§ Extrait de page
"""

Cham des Bondons / Lozère

 

 

 

Un brouillard épais noie l’horizon où tournoie un immense nuage blafard, et le soleil s’est effacé, pâle comme la face d’une vieille sans fard. Opaque et lourd, comme un cauchemar d’ivrogne, la brume stagne sur le petit causse rattaché à celui de Sauveterre par le col de Montmirat. La pierre est vieille, les débris du sol s’ébrèchent comme des molaires d’une dentition irrégulière, et ses dents solides de cet isthme calcaire, restes d’un manteau du Secondaire qui jadis recouvrit toute une partie de la Lozère, s’effritent à leurs surfaces comme des os sans moelle.

"""

§ Travail demandé
Répondez aux questions suivantes d'après l'extrait sur le Cham des Bondons, en numérotant vos réponses de la même manière.
1. Par quel col le petit causse est-il rattaché à celui de Sauveterre ?
2. À quoi le soleil pâle est-il comparé ?
3. De quelle ère géologique le manteau dont l'isthme calcaire est un reste date-t-il ?

[Entrées tirées d'une collection]
"""

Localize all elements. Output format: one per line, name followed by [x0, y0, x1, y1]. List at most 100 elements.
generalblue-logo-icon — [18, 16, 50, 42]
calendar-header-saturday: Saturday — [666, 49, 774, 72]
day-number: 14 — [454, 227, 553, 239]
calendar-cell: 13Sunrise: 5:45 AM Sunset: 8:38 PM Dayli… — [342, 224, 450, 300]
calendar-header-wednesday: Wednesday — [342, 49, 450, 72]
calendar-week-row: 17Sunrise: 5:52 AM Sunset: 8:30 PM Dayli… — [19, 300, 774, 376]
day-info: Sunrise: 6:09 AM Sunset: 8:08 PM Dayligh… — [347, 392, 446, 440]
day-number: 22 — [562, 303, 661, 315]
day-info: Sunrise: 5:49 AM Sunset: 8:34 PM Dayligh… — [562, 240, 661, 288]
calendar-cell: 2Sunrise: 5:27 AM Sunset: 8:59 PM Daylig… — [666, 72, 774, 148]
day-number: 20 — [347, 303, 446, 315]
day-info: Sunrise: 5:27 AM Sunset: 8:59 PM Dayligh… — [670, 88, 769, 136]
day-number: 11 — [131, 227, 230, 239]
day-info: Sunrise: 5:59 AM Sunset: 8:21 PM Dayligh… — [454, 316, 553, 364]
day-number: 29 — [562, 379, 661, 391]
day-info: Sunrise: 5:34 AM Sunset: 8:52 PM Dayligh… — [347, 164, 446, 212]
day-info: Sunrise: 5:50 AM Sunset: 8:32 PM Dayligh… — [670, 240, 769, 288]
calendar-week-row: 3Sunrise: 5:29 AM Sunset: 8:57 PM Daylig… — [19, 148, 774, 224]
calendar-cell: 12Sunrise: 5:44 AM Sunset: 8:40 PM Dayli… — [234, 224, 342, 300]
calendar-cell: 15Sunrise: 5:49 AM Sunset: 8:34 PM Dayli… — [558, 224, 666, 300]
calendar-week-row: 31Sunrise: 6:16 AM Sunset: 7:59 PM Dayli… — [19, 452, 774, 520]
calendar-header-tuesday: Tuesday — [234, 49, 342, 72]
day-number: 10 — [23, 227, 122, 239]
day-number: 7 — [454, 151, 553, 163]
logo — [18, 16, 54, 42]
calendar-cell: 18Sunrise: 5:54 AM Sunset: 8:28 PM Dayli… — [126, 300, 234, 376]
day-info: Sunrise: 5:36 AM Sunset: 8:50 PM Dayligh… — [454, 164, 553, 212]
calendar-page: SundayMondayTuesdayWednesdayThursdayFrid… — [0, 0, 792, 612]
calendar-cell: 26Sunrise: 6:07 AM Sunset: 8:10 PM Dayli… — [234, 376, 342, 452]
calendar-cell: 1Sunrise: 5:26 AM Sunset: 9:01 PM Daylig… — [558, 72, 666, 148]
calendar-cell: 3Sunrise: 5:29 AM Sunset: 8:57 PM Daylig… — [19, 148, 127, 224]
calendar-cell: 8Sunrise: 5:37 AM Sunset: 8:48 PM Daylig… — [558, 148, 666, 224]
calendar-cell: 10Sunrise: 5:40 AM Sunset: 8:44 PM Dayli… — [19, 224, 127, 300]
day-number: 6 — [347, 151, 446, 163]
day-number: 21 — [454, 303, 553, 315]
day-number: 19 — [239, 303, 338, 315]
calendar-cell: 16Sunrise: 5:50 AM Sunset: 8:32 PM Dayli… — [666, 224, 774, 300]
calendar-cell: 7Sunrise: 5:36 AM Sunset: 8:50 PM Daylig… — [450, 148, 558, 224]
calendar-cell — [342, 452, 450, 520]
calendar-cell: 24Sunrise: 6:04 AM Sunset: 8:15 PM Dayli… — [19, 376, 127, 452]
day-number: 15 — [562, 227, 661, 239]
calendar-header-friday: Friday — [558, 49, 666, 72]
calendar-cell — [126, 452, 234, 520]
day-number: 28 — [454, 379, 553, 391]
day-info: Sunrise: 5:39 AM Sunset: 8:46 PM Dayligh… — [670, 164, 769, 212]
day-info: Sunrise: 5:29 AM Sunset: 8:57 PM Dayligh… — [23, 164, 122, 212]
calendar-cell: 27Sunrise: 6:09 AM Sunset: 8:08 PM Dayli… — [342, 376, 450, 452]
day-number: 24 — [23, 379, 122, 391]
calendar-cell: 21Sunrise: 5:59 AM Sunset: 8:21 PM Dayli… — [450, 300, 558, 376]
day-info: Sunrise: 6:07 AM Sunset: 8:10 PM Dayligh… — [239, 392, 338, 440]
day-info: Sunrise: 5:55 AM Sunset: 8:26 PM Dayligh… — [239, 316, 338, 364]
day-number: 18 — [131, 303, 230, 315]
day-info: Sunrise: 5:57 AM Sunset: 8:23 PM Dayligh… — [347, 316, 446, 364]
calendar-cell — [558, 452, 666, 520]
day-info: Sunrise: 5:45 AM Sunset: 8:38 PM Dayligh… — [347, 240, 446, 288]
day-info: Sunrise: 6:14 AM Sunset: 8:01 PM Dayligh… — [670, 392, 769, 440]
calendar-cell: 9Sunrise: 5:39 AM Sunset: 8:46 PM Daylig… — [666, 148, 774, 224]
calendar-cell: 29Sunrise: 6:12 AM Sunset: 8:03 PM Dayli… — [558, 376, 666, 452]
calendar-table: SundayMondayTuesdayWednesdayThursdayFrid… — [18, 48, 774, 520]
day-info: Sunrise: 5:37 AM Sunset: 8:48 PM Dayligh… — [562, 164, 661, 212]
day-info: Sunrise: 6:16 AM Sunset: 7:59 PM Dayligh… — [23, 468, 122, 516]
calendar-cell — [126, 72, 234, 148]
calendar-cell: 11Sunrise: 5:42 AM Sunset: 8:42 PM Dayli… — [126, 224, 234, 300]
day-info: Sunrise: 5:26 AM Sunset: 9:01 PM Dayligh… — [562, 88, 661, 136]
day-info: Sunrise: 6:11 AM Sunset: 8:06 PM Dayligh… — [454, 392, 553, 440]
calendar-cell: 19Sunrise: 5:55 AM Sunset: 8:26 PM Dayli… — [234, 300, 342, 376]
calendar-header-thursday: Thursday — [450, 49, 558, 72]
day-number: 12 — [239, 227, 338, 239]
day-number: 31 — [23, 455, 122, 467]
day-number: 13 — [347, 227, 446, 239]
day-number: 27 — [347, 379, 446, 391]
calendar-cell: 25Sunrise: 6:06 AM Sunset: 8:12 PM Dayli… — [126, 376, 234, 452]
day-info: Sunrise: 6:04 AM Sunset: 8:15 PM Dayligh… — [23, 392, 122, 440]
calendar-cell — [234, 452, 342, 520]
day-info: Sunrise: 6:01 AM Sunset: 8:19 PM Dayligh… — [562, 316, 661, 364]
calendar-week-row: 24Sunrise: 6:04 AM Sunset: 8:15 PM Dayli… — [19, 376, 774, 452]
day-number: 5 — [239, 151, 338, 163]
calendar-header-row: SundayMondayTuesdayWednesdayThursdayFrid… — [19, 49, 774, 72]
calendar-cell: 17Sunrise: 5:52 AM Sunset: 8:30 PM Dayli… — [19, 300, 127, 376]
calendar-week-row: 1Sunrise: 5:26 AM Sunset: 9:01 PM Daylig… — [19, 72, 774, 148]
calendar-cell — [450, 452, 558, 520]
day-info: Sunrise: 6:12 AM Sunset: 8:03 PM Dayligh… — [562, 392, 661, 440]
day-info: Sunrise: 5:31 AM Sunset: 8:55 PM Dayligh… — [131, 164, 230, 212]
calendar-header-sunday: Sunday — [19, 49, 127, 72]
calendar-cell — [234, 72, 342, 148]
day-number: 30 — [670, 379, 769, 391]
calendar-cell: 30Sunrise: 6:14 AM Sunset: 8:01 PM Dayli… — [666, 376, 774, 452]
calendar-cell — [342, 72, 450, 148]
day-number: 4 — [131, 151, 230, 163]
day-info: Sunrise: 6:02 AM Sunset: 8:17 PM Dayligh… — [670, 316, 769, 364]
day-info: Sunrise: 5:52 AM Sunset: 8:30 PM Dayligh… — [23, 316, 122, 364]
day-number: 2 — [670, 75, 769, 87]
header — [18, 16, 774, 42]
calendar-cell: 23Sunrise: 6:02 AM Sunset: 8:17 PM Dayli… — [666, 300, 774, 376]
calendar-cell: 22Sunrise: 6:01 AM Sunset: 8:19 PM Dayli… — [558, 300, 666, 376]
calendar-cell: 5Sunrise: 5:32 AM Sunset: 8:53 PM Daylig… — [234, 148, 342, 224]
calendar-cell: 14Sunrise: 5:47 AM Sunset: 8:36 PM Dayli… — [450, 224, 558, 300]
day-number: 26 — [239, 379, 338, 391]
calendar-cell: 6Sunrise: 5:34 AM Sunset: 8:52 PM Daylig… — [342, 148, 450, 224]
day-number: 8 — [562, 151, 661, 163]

"""

§ Réponse complète
1. Par le col de Montmirat.
2. À la face d'une vieille sans fard.
3. Du Secondaire.